### Provided material
■ ■ ■ ■

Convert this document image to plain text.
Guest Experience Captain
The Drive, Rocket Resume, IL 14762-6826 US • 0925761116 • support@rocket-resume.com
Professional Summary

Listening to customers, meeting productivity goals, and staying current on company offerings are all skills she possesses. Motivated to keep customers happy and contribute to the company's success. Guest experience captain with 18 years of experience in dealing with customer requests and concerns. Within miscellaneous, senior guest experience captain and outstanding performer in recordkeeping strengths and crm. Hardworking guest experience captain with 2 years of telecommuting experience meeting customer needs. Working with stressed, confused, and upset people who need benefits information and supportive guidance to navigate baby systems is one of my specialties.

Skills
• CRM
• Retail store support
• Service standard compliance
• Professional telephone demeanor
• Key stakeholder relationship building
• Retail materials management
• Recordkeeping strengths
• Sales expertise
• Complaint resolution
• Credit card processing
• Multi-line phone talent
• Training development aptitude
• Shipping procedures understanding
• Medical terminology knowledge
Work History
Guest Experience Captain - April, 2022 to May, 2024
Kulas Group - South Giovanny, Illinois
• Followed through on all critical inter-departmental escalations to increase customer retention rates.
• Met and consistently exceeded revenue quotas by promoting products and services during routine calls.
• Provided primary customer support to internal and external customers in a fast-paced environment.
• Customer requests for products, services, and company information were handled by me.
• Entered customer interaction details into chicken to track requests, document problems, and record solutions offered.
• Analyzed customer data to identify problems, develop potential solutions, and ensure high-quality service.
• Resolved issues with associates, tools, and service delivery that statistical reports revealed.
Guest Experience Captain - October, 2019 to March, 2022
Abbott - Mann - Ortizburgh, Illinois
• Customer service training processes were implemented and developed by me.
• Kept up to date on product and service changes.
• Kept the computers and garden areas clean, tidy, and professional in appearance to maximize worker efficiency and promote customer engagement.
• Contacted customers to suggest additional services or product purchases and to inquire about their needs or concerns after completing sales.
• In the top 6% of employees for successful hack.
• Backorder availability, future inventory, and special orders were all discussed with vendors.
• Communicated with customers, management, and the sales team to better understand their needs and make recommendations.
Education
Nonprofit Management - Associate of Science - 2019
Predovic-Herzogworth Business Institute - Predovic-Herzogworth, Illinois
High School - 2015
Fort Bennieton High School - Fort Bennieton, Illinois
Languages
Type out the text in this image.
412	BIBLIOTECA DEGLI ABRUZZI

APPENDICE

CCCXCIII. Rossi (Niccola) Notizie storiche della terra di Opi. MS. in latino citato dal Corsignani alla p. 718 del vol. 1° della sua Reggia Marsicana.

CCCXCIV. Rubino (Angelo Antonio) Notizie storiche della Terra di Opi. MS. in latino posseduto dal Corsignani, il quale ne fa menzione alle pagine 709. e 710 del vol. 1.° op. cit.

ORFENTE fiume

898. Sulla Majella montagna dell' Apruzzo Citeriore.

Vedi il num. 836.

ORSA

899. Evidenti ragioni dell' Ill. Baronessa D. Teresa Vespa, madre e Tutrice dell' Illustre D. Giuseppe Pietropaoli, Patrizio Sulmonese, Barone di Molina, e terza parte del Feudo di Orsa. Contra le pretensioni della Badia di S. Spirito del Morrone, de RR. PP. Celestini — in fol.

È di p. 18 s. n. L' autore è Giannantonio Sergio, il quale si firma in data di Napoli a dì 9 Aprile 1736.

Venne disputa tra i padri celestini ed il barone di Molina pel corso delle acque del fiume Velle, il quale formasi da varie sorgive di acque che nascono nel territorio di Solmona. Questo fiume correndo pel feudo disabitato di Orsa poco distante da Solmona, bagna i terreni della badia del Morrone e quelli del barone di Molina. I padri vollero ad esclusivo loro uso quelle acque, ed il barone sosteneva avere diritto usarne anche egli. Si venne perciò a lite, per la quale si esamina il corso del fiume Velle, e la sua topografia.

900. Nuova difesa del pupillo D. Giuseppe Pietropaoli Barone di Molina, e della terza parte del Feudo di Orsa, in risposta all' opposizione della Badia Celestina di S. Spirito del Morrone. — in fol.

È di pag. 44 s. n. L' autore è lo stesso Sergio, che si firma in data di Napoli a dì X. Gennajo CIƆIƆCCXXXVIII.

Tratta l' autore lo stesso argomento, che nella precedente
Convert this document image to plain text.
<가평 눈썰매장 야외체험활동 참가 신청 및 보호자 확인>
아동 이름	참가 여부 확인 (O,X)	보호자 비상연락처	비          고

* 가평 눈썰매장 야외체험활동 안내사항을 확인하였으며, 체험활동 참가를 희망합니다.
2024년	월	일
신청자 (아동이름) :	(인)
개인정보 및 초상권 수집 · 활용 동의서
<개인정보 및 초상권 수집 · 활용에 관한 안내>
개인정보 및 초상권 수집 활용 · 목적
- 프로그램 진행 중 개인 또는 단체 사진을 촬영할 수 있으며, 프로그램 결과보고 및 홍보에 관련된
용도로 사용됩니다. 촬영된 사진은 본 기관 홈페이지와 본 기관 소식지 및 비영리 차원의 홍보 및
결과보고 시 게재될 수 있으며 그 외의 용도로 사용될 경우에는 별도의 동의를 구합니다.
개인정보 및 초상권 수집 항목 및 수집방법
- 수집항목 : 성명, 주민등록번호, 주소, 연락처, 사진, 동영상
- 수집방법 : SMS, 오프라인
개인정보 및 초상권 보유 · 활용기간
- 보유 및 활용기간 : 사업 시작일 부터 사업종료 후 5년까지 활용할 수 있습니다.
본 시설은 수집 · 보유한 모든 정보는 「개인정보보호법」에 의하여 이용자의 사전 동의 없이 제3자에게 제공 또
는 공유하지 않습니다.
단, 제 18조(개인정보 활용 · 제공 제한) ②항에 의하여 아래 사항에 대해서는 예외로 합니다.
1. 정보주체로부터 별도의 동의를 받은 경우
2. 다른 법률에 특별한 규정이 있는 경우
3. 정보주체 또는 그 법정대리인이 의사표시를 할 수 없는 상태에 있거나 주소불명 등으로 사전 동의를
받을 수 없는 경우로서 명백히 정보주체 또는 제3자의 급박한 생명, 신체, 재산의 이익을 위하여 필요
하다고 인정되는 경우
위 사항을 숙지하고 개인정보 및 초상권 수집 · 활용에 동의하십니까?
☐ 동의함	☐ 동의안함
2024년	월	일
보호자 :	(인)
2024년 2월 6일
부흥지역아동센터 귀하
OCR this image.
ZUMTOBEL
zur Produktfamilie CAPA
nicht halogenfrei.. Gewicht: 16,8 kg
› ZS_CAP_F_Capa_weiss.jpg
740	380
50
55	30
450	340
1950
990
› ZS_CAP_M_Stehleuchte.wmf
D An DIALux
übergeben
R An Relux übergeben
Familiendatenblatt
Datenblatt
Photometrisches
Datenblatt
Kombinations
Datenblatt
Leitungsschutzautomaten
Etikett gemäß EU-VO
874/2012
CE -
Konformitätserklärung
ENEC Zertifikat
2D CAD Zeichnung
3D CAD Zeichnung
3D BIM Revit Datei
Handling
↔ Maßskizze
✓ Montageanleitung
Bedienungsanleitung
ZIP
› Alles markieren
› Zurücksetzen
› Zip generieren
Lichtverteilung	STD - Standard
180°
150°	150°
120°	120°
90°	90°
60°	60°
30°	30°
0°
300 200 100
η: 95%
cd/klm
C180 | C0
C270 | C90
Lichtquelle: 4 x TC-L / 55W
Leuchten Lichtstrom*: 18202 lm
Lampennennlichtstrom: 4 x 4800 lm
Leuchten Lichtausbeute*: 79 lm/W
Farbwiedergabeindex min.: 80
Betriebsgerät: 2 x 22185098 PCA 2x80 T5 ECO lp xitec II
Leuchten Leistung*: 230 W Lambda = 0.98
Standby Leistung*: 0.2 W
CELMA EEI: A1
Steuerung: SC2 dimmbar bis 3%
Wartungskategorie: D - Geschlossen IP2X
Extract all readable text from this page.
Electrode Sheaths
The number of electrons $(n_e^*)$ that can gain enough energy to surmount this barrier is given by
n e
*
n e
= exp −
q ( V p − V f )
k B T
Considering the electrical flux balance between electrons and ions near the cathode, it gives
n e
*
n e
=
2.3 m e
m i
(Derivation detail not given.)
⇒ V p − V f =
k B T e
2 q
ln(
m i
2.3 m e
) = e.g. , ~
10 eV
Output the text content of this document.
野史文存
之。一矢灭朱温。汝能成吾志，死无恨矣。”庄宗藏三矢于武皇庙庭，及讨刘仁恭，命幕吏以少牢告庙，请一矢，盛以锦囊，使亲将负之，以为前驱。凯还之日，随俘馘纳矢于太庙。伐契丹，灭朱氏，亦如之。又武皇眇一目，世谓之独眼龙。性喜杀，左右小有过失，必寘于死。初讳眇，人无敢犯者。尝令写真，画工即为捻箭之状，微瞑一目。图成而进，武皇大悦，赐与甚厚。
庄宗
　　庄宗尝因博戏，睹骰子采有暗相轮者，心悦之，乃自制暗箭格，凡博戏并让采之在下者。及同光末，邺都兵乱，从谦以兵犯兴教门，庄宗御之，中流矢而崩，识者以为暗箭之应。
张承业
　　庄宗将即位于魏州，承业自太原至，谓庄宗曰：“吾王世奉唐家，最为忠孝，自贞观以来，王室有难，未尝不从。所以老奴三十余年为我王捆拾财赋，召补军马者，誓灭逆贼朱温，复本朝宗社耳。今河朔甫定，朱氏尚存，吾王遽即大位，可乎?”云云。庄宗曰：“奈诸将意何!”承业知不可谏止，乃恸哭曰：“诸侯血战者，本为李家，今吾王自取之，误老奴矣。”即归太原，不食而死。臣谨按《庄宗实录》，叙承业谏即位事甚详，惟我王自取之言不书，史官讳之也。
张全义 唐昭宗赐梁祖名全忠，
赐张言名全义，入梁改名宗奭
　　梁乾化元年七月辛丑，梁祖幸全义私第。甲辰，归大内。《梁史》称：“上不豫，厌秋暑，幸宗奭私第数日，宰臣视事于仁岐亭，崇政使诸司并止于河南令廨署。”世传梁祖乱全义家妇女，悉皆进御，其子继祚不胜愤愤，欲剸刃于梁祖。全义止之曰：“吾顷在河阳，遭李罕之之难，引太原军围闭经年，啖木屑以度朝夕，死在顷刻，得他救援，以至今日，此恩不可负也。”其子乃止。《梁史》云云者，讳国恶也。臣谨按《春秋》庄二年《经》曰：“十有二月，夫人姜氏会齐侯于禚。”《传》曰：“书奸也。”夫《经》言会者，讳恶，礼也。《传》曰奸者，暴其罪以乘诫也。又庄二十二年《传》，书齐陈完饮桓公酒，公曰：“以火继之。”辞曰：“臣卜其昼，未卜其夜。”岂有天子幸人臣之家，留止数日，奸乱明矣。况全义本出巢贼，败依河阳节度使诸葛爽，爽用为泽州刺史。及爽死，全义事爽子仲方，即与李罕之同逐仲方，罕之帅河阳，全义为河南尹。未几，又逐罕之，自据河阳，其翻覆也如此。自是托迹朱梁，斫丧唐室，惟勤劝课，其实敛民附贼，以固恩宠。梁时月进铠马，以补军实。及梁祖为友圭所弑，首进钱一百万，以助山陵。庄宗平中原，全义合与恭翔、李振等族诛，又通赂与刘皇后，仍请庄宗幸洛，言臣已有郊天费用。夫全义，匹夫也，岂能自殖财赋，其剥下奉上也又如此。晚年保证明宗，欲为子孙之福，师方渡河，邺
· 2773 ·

■ ■ ■ ■

### What is being asked
Search the lines above for the string "School" and copy each line that has it.

### Full response
High School - 2015
Fort Bennieton High School - Fort Bennieton, Illinois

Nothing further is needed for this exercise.